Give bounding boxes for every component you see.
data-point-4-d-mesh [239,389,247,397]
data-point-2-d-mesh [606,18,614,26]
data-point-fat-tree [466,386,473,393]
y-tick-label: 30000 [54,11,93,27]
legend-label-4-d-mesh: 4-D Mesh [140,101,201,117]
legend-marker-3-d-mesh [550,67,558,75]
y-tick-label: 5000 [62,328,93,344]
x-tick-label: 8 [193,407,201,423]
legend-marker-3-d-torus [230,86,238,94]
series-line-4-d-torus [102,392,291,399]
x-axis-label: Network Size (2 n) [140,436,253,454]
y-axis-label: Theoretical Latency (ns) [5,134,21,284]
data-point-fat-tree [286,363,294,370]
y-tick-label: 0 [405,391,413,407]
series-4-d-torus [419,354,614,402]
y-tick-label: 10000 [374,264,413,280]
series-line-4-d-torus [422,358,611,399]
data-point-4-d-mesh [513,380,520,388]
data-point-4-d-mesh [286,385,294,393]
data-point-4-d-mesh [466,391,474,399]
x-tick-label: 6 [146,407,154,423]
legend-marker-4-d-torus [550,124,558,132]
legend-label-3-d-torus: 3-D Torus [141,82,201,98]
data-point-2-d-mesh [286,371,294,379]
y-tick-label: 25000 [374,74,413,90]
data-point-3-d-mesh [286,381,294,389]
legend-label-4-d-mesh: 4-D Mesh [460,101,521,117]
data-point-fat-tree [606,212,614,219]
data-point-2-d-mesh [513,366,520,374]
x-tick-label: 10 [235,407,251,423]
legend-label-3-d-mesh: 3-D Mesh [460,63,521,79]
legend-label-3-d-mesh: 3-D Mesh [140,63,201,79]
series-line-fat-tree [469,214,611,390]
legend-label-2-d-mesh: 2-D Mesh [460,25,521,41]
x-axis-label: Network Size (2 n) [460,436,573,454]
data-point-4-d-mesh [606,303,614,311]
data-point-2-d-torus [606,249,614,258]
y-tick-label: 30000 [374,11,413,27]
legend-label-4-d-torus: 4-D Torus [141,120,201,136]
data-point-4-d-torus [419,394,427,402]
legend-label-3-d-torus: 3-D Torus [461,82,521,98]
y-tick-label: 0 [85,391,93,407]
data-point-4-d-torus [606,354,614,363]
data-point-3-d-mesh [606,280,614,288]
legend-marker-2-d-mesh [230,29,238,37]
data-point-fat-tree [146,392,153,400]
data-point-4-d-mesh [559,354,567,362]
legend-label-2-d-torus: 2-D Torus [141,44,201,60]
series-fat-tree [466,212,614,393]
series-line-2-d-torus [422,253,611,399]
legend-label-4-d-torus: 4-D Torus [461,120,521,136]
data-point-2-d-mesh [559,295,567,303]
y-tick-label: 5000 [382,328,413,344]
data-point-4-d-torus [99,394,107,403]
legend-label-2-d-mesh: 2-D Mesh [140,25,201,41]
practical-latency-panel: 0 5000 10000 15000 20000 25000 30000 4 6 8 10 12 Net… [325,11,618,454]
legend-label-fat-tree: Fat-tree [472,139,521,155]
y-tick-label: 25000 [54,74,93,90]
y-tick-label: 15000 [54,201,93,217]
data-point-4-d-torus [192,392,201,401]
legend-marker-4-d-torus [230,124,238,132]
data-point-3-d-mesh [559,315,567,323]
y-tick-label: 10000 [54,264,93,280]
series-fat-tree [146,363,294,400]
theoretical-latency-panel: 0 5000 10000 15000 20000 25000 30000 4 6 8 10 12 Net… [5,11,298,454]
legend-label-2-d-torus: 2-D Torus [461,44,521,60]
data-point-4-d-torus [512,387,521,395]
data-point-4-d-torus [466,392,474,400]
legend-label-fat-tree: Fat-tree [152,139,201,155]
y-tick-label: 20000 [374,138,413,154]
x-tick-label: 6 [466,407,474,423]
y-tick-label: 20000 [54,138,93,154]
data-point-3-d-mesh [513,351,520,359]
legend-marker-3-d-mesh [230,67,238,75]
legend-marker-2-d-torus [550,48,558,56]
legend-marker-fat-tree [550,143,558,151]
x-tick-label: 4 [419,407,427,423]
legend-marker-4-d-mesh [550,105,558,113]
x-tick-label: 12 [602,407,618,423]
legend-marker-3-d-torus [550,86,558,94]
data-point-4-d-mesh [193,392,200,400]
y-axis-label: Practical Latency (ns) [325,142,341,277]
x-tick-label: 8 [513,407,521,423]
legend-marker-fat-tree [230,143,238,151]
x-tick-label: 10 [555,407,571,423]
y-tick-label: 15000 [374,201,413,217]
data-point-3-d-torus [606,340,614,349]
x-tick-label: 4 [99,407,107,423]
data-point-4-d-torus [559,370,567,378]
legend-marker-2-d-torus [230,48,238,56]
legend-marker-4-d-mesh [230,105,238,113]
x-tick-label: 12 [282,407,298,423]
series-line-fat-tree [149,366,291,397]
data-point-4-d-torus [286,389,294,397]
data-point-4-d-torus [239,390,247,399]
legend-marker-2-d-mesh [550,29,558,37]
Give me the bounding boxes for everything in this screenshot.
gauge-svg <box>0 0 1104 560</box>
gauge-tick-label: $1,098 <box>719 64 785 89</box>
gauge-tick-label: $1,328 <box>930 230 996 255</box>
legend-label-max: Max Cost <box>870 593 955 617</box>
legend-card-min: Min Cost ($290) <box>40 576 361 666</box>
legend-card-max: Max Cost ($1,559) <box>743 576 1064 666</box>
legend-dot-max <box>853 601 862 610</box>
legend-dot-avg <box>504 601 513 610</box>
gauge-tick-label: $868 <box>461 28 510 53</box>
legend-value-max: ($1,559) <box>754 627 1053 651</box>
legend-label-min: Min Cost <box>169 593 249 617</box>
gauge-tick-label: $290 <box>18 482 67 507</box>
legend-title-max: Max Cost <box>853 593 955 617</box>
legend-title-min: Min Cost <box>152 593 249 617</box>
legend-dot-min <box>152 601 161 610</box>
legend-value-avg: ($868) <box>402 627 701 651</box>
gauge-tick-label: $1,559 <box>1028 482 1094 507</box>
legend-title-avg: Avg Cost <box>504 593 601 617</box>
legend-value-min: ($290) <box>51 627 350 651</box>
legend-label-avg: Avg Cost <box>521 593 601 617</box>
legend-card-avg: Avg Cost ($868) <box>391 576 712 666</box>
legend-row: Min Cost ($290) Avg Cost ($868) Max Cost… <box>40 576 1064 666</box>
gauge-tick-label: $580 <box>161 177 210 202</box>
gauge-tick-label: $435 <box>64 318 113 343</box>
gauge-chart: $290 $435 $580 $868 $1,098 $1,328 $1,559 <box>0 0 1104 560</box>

· · · · ·

**Your task:**
Please reproduce all of the lines above, swapping "Theoretical Latency" for "Estimated Latency" wherever it occurs and leaving everything else unchanged.

**Output for this exercise:**
Give bounding boxes for every component you see.
data-point-4-d-mesh [239,389,247,397]
data-point-2-d-mesh [606,18,614,26]
data-point-fat-tree [466,386,473,393]
y-tick-label: 30000 [54,11,93,27]
legend-label-4-d-mesh: 4-D Mesh [140,101,201,117]
legend-marker-3-d-mesh [550,67,558,75]
y-tick-label: 5000 [62,328,93,344]
x-tick-label: 8 [193,407,201,423]
legend-marker-3-d-torus [230,86,238,94]
series-line-4-d-torus [102,392,291,399]
x-axis-label: Network Size (2 n) [140,436,253,454]
y-axis-label: Estimated Latency (ns) [5,134,21,284]
data-point-fat-tree [286,363,294,370]
y-tick-label: 0 [405,391,413,407]
series-4-d-torus [419,354,614,402]
y-tick-label: 10000 [374,264,413,280]
series-line-4-d-torus [422,358,611,399]
data-point-4-d-mesh [513,380,520,388]
data-point-4-d-mesh [286,385,294,393]
data-point-4-d-mesh [466,391,474,399]
x-tick-label: 6 [146,407,154,423]
legend-marker-4-d-torus [550,124,558,132]
legend-label-3-d-torus: 3-D Torus [141,82,201,98]
data-point-2-d-mesh [286,371,294,379]
y-tick-label: 25000 [374,74,413,90]
data-point-3-d-mesh [286,381,294,389]
legend-label-4-d-mesh: 4-D Mesh [460,101,521,117]
data-point-fat-tree [606,212,614,219]
data-point-2-d-mesh [513,366,520,374]
x-tick-label: 10 [235,407,251,423]
legend-label-3-d-mesh: 3-D Mesh [460,63,521,79]
legend-label-3-d-mesh: 3-D Mesh [140,63,201,79]
series-line-fat-tree [469,214,611,390]
legend-label-2-d-mesh: 2-D Mesh [460,25,521,41]
x-axis-label: Network Size (2 n) [460,436,573,454]
data-point-4-d-mesh [606,303,614,311]
data-point-2-d-torus [606,249,614,258]
y-tick-label: 30000 [374,11,413,27]
legend-label-4-d-torus: 4-D Torus [141,120,201,136]
data-point-4-d-torus [419,394,427,402]
legend-label-3-d-torus: 3-D Torus [461,82,521,98]
y-tick-label: 0 [85,391,93,407]
data-point-4-d-torus [606,354,614,363]
data-point-3-d-mesh [606,280,614,288]
legend-marker-2-d-mesh [230,29,238,37]
data-point-fat-tree [146,392,153,400]
data-point-4-d-mesh [559,354,567,362]
legend-label-2-d-torus: 2-D Torus [141,44,201,60]
series-fat-tree [466,212,614,393]
series-line-2-d-torus [422,253,611,399]
legend-label-4-d-torus: 4-D Torus [461,120,521,136]
data-point-2-d-mesh [559,295,567,303]
y-tick-label: 5000 [382,328,413,344]
data-point-4-d-torus [99,394,107,403]
legend-label-2-d-mesh: 2-D Mesh [140,25,201,41]
practical-latency-panel: 0 5000 10000 15000 20000 25000 30000 4 6 8 10 12 Net… [325,11,618,454]
legend-label-fat-tree: Fat-tree [472,139,521,155]
y-tick-label: 25000 [54,74,93,90]
y-tick-label: 15000 [54,201,93,217]
data-point-4-d-torus [192,392,201,401]
legend-marker-4-d-torus [230,124,238,132]
data-point-3-d-mesh [559,315,567,323]
y-tick-label: 10000 [54,264,93,280]
series-fat-tree [146,363,294,400]
theoretical-latency-panel: 0 5000 10000 15000 20000 25000 30000 4 6 8 10 12 Net… [5,11,298,454]
legend-label-2-d-torus: 2-D Torus [461,44,521,60]
data-point-4-d-torus [512,387,521,395]
data-point-4-d-torus [466,392,474,400]
legend-label-fat-tree: Fat-tree [152,139,201,155]
y-tick-label: 20000 [374,138,413,154]
x-tick-label: 6 [466,407,474,423]
y-tick-label: 20000 [54,138,93,154]
data-point-3-d-mesh [513,351,520,359]
legend-marker-3-d-mesh [230,67,238,75]
legend-marker-2-d-torus [550,48,558,56]
legend-marker-fat-tree [550,143,558,151]
x-tick-label: 4 [419,407,427,423]
legend-marker-4-d-mesh [550,105,558,113]
x-tick-label: 12 [602,407,618,423]
legend-marker-3-d-torus [550,86,558,94]
data-point-4-d-mesh [193,392,200,400]
y-axis-label: Practical Latency (ns) [325,142,341,277]
x-tick-label: 8 [513,407,521,423]
legend-marker-fat-tree [230,143,238,151]
x-tick-label: 10 [555,407,571,423]
y-tick-label: 15000 [374,201,413,217]
data-point-3-d-torus [606,340,614,349]
x-tick-label: 4 [99,407,107,423]
data-point-4-d-torus [559,370,567,378]
legend-marker-2-d-torus [230,48,238,56]
legend-marker-4-d-mesh [230,105,238,113]
x-tick-label: 12 [282,407,298,423]
series-line-fat-tree [149,366,291,397]
data-point-4-d-torus [286,389,294,397]
data-point-4-d-torus [239,390,247,399]
legend-marker-2-d-mesh [550,29,558,37]
Give me the bounding boxes for everything in this screenshot.
gauge-svg <box>0 0 1104 560</box>
gauge-tick-label: $1,098 <box>719 64 785 89</box>
gauge-tick-label: $1,328 <box>930 230 996 255</box>
legend-label-max: Max Cost <box>870 593 955 617</box>
legend-card-min: Min Cost ($290) <box>40 576 361 666</box>
legend-card-max: Max Cost ($1,559) <box>743 576 1064 666</box>
legend-dot-max <box>853 601 862 610</box>
legend-dot-avg <box>504 601 513 610</box>
gauge-tick-label: $868 <box>461 28 510 53</box>
legend-value-max: ($1,559) <box>754 627 1053 651</box>
legend-label-min: Min Cost <box>169 593 249 617</box>
gauge-tick-label: $290 <box>18 482 67 507</box>
legend-title-max: Max Cost <box>853 593 955 617</box>
legend-title-min: Min Cost <box>152 593 249 617</box>
legend-dot-min <box>152 601 161 610</box>
legend-value-avg: ($868) <box>402 627 701 651</box>
gauge-tick-label: $1,559 <box>1028 482 1094 507</box>
legend-title-avg: Avg Cost <box>504 593 601 617</box>
legend-value-min: ($290) <box>51 627 350 651</box>
legend-label-avg: Avg Cost <box>521 593 601 617</box>
legend-card-avg: Avg Cost ($868) <box>391 576 712 666</box>
legend-row: Min Cost ($290) Avg Cost ($868) Max Cost… <box>40 576 1064 666</box>
gauge-tick-label: $580 <box>161 177 210 202</box>
gauge-tick-label: $435 <box>64 318 113 343</box>
gauge-chart: $290 $435 $580 $868 $1,098 $1,328 $1,559 <box>0 0 1104 560</box>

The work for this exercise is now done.